──────── PROVIDED MATERIAL ────────

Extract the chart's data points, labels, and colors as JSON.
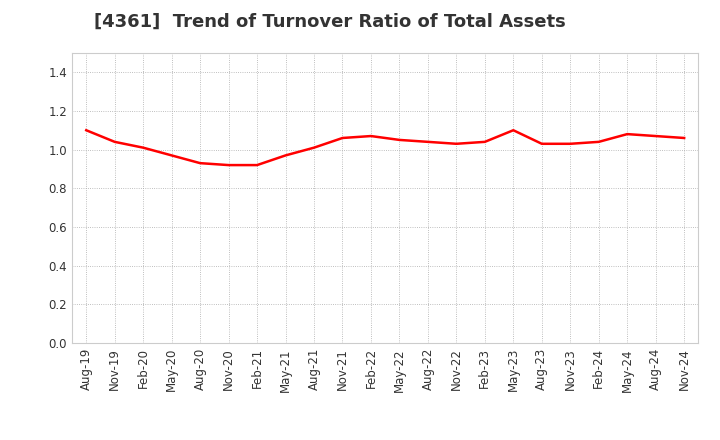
{
  "title": "[4361]  Trend of Turnover Ratio of Total Assets",
  "title_fontsize": 13,
  "title_color": "#333333",
  "line_color": "#FF0000",
  "line_width": 1.8,
  "background_color": "#FFFFFF",
  "plot_bg_color": "#FFFFFF",
  "ylim": [
    0.0,
    1.5
  ],
  "yticks": [
    0.0,
    0.2,
    0.4,
    0.6,
    0.8,
    1.0,
    1.2,
    1.4
  ],
  "x_labels": [
    "Aug-19",
    "Nov-19",
    "Feb-20",
    "May-20",
    "Aug-20",
    "Nov-20",
    "Feb-21",
    "May-21",
    "Aug-21",
    "Nov-21",
    "Feb-22",
    "May-22",
    "Aug-22",
    "Nov-22",
    "Feb-23",
    "May-23",
    "Aug-23",
    "Nov-23",
    "Feb-24",
    "May-24",
    "Aug-24",
    "Nov-24"
  ],
  "values": [
    1.1,
    1.04,
    1.01,
    0.97,
    0.93,
    0.92,
    0.92,
    0.97,
    1.01,
    1.06,
    1.07,
    1.05,
    1.04,
    1.03,
    1.04,
    1.1,
    1.03,
    1.03,
    1.04,
    1.08,
    1.07,
    1.06
  ],
  "grid_color": "#AAAAAA",
  "tick_fontsize": 8.5
}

────────

REQUIRED WORK
With the pictures left out, transcribe the material exactly.

RESULT OF THE TASK
Extract the chart's data points, labels, and colors as JSON.
{
  "title": "[4361]  Trend of Turnover Ratio of Total Assets",
  "title_fontsize": 13,
  "title_color": "#333333",
  "line_color": "#FF0000",
  "line_width": 1.8,
  "background_color": "#FFFFFF",
  "plot_bg_color": "#FFFFFF",
  "ylim": [
    0.0,
    1.5
  ],
  "yticks": [
    0.0,
    0.2,
    0.4,
    0.6,
    0.8,
    1.0,
    1.2,
    1.4
  ],
  "x_labels": [
    "Aug-19",
    "Nov-19",
    "Feb-20",
    "May-20",
    "Aug-20",
    "Nov-20",
    "Feb-21",
    "May-21",
    "Aug-21",
    "Nov-21",
    "Feb-22",
    "May-22",
    "Aug-22",
    "Nov-22",
    "Feb-23",
    "May-23",
    "Aug-23",
    "Nov-23",
    "Feb-24",
    "May-24",
    "Aug-24",
    "Nov-24"
  ],
  "values": [
    1.1,
    1.04,
    1.01,
    0.97,
    0.93,
    0.92,
    0.92,
    0.97,
    1.01,
    1.06,
    1.07,
    1.05,
    1.04,
    1.03,
    1.04,
    1.1,
    1.03,
    1.03,
    1.04,
    1.08,
    1.07,
    1.06
  ],
  "grid_color": "#AAAAAA",
  "tick_fontsize": 8.5
}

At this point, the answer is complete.